>> START

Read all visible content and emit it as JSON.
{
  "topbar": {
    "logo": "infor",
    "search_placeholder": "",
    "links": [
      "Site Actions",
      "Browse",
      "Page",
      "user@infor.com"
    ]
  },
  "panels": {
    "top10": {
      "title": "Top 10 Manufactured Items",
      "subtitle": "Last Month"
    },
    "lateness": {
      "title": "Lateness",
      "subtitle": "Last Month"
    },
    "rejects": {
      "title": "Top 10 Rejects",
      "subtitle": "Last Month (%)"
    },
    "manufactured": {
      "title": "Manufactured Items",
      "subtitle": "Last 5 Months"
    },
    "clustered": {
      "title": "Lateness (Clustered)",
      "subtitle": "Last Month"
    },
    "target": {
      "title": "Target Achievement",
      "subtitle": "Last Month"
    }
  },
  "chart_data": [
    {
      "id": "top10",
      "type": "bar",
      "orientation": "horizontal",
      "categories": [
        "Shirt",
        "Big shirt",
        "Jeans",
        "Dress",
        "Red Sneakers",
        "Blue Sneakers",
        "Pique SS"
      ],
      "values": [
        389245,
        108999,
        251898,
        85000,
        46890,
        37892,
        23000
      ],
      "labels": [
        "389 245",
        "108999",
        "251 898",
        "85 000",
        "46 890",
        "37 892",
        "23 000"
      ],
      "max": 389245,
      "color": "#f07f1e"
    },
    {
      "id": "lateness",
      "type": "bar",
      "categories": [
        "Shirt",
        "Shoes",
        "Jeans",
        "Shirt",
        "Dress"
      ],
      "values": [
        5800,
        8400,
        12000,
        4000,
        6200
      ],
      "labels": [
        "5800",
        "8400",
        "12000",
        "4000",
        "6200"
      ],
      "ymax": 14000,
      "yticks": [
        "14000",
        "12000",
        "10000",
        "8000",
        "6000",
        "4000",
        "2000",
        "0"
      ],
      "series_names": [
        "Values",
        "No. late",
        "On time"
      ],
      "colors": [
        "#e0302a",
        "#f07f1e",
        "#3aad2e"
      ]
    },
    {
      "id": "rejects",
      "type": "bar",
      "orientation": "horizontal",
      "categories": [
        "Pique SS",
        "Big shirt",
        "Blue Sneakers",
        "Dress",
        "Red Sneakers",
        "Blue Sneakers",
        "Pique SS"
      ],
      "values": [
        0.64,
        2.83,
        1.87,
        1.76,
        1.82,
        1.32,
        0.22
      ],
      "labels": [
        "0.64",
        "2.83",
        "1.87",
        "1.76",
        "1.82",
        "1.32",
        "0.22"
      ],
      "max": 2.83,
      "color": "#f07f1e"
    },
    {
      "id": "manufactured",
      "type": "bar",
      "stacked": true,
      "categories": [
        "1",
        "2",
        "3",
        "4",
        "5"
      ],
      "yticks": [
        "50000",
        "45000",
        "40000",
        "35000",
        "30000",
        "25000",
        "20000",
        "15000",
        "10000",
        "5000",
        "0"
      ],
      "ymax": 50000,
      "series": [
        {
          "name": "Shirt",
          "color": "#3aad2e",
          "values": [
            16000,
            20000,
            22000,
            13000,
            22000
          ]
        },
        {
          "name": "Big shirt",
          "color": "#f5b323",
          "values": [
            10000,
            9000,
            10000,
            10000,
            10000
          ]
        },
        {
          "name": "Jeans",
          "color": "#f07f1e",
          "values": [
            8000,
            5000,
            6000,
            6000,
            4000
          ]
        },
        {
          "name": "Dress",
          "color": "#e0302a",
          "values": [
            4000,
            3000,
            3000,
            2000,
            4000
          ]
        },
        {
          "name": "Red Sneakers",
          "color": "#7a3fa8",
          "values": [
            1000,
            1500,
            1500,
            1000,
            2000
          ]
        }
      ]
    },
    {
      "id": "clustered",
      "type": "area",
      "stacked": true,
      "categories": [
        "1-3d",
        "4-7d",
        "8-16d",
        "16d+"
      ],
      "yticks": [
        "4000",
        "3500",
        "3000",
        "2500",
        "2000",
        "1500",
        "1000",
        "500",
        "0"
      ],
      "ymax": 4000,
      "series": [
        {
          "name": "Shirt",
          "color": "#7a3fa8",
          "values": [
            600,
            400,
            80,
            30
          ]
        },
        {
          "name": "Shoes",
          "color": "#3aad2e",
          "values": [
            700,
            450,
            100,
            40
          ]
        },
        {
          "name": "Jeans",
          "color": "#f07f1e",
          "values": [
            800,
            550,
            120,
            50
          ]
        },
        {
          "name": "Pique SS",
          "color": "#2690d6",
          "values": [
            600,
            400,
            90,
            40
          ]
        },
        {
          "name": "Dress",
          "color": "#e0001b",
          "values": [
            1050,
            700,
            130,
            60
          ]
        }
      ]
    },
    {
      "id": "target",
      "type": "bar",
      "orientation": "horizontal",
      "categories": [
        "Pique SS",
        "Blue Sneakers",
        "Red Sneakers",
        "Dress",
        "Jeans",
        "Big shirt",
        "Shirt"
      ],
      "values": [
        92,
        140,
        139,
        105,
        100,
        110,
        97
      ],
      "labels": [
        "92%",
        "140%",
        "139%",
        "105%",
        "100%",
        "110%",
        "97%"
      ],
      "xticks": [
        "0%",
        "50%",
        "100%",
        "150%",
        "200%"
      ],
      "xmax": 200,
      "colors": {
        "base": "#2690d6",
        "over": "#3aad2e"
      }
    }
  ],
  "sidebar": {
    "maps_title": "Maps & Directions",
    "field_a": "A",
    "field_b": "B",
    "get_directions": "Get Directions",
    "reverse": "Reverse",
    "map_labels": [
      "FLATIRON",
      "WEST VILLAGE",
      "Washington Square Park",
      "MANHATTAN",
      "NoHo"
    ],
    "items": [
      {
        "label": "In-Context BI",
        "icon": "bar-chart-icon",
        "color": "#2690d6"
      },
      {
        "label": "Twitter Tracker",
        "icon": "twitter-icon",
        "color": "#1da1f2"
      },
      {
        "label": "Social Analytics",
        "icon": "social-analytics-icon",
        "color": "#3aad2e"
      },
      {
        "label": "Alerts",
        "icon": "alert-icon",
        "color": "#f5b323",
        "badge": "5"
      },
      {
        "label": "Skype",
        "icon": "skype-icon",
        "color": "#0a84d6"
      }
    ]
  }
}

>> END

PROBLEM STATEMENT: The records above should be duplicated in full, exactly as given.

FINISHED EXERCISE:
Read all visible content and emit it as JSON.
{
  "topbar": {
    "logo": "infor",
    "search_placeholder": "",
    "links": [
      "Site Actions",
      "Browse",
      "Page",
      "user@infor.com"
    ]
  },
  "panels": {
    "top10": {
      "title": "Top 10 Manufactured Items",
      "subtitle": "Last Month"
    },
    "lateness": {
      "title": "Lateness",
      "subtitle": "Last Month"
    },
    "rejects": {
      "title": "Top 10 Rejects",
      "subtitle": "Last Month (%)"
    },
    "manufactured": {
      "title": "Manufactured Items",
      "subtitle": "Last 5 Months"
    },
    "clustered": {
      "title": "Lateness (Clustered)",
      "subtitle": "Last Month"
    },
    "target": {
      "title": "Target Achievement",
      "subtitle": "Last Month"
    }
  },
  "chart_data": [
    {
      "id": "top10",
      "type": "bar",
      "orientation": "horizontal",
      "categories": [
        "Shirt",
        "Big shirt",
        "Jeans",
        "Dress",
        "Red Sneakers",
        "Blue Sneakers",
        "Pique SS"
      ],
      "values": [
        389245,
        108999,
        251898,
        85000,
        46890,
        37892,
        23000
      ],
      "labels": [
        "389 245",
        "108999",
        "251 898",
        "85 000",
        "46 890",
        "37 892",
        "23 000"
      ],
      "max": 389245,
      "color": "#f07f1e"
    },
    {
      "id": "lateness",
      "type": "bar",
      "categories": [
        "Shirt",
        "Shoes",
        "Jeans",
        "Shirt",
        "Dress"
      ],
      "values": [
        5800,
        8400,
        12000,
        4000,
        6200
      ],
      "labels": [
        "5800",
        "8400",
        "12000",
        "4000",
        "6200"
      ],
      "ymax": 14000,
      "yticks": [
        "14000",
        "12000",
        "10000",
        "8000",
        "6000",
        "4000",
        "2000",
        "0"
      ],
      "series_names": [
        "Values",
        "No. late",
        "On time"
      ],
      "colors": [
        "#e0302a",
        "#f07f1e",
        "#3aad2e"
      ]
    },
    {
      "id": "rejects",
      "type": "bar",
      "orientation": "horizontal",
      "categories": [
        "Pique SS",
        "Big shirt",
        "Blue Sneakers",
        "Dress",
        "Red Sneakers",
        "Blue Sneakers",
        "Pique SS"
      ],
      "values": [
        0.64,
        2.83,
        1.87,
        1.76,
        1.82,
        1.32,
        0.22
      ],
      "labels": [
        "0.64",
        "2.83",
        "1.87",
        "1.76",
        "1.82",
        "1.32",
        "0.22"
      ],
      "max": 2.83,
      "color": "#f07f1e"
    },
    {
      "id": "manufactured",
      "type": "bar",
      "stacked": true,
      "categories": [
        "1",
        "2",
        "3",
        "4",
        "5"
      ],
      "yticks": [
        "50000",
        "45000",
        "40000",
        "35000",
        "30000",
        "25000",
        "20000",
        "15000",
        "10000",
        "5000",
        "0"
      ],
      "ymax": 50000,
      "series": [
        {
          "name": "Shirt",
          "color": "#3aad2e",
          "values": [
            16000,
            20000,
            22000,
            13000,
            22000
          ]
        },
        {
          "name": "Big shirt",
          "color": "#f5b323",
          "values": [
            10000,
            9000,
            10000,
            10000,
            10000
          ]
        },
        {
          "name": "Jeans",
          "color": "#f07f1e",
          "values": [
            8000,
            5000,
            6000,
            6000,
            4000
          ]
        },
        {
          "name": "Dress",
          "color": "#e0302a",
          "values": [
            4000,
            3000,
            3000,
            2000,
            4000
          ]
        },
        {
          "name": "Red Sneakers",
          "color": "#7a3fa8",
          "values": [
            1000,
            1500,
            1500,
            1000,
            2000
          ]
        }
      ]
    },
    {
      "id": "clustered",
      "type": "area",
      "stacked": true,
      "categories": [
        "1-3d",
        "4-7d",
        "8-16d",
        "16d+"
      ],
      "yticks": [
        "4000",
        "3500",
        "3000",
        "2500",
        "2000",
        "1500",
        "1000",
        "500",
        "0"
      ],
      "ymax": 4000,
      "series": [
        {
          "name": "Shirt",
          "color": "#7a3fa8",
          "values": [
            600,
            400,
            80,
            30
          ]
        },
        {
          "name": "Shoes",
          "color": "#3aad2e",
          "values": [
            700,
            450,
            100,
            40
          ]
        },
        {
          "name": "Jeans",
          "color": "#f07f1e",
          "values": [
            800,
            550,
            120,
            50
          ]
        },
        {
          "name": "Pique SS",
          "color": "#2690d6",
          "values": [
            600,
            400,
            90,
            40
          ]
        },
        {
          "name": "Dress",
          "color": "#e0001b",
          "values": [
            1050,
            700,
            130,
            60
          ]
        }
      ]
    },
    {
      "id": "target",
      "type": "bar",
      "orientation": "horizontal",
      "categories": [
        "Pique SS",
        "Blue Sneakers",
        "Red Sneakers",
        "Dress",
        "Jeans",
        "Big shirt",
        "Shirt"
      ],
      "values": [
        92,
        140,
        139,
        105,
        100,
        110,
        97
      ],
      "labels": [
        "92%",
        "140%",
        "139%",
        "105%",
        "100%",
        "110%",
        "97%"
      ],
      "xticks": [
        "0%",
        "50%",
        "100%",
        "150%",
        "200%"
      ],
      "xmax": 200,
      "colors": {
        "base": "#2690d6",
        "over": "#3aad2e"
      }
    }
  ],
  "sidebar": {
    "maps_title": "Maps & Directions",
    "field_a": "A",
    "field_b": "B",
    "get_directions": "Get Directions",
    "reverse": "Reverse",
    "map_labels": [
      "FLATIRON",
      "WEST VILLAGE",
      "Washington Square Park",
      "MANHATTAN",
      "NoHo"
    ],
    "items": [
      {
        "label": "In-Context BI",
        "icon": "bar-chart-icon",
        "color": "#2690d6"
      },
      {
        "label": "Twitter Tracker",
        "icon": "twitter-icon",
        "color": "#1da1f2"
      },
      {
        "label": "Social Analytics",
        "icon": "social-analytics-icon",
        "color": "#3aad2e"
      },
      {
        "label": "Alerts",
        "icon": "alert-icon",
        "color": "#f5b323",
        "badge": "5"
      },
      {
        "label": "Skype",
        "icon": "skype-icon",
        "color": "#0a84d6"
      }
    ]
  }
}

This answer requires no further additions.